[AIM OF THE EXERCISE] Check every line of the data below for the string "Replace", and copy the ones that hold it.
⁂
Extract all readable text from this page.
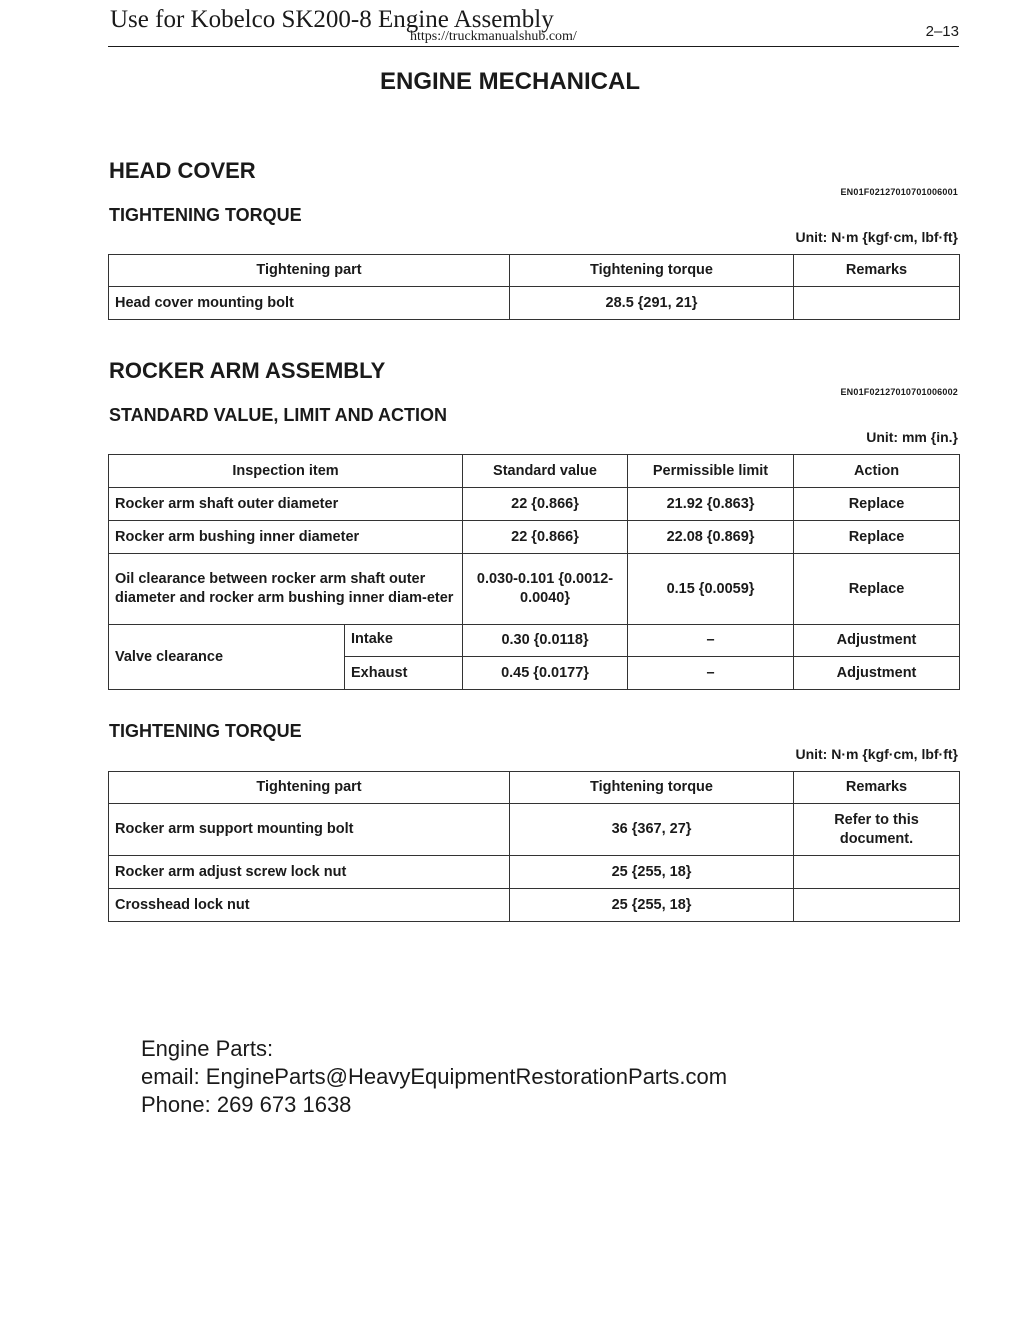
Use for Kobelco SK200-8 Engine Assembly
https://truckmanualshub.com/	2–13
ENGINE MECHANICAL
HEAD COVER
EN01F02127010701006001
TIGHTENING TORQUE
Unit: N·m {kgf·cm, lbf·ft}
Tightening part	Tightening torque	Remarks
Head cover mounting bolt	28.5 {291, 21}	
ROCKER ARM ASSEMBLY
EN01F02127010701006002
STANDARD VALUE, LIMIT AND ACTION
Unit: mm {in.}
Inspection item		Standard value	Permissible limit	Action
Rocker arm shaft outer diameter		22 {0.866}	21.92 {0.863}	Replace
Rocker arm bushing inner diameter		22 {0.866}	22.08 {0.869}	Replace
Oil clearance between rocker arm shaft outer diameter and rocker arm bushing inner diam-eter		0.030-0.101 {0.0012-0.0040}	0.15 {0.0059}	Replace
Valve clearance	Intake	0.30 {0.0118}	–	Adjustment
	Exhaust	0.45 {0.0177}	–	Adjustment
TIGHTENING TORQUE
Unit: N·m {kgf·cm, lbf·ft}
Tightening part	Tightening torque	Remarks
Rocker arm support mounting bolt	36 {367, 27}	Refer to this document.
Rocker arm adjust screw lock nut	25 {255, 18}	
Crosshead lock nut	25 {255, 18}	
Engine Parts:
email: EngineParts@HeavyEquipmentRestorationParts.com
Phone: 269 673 1638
⁂
[TASK RESULT]
Rocker arm shaft outer diameter		22 {0.866}	21.92 {0.863}	Replace
Rocker arm bushing inner diameter		22 {0.866}	22.08 {0.869}	Replace
Oil clearance between rocker arm shaft outer diameter and rocker arm bushing inner diam-eter		0.030-0.101 {0.0012-0.0040}	0.15 {0.0059}	Replace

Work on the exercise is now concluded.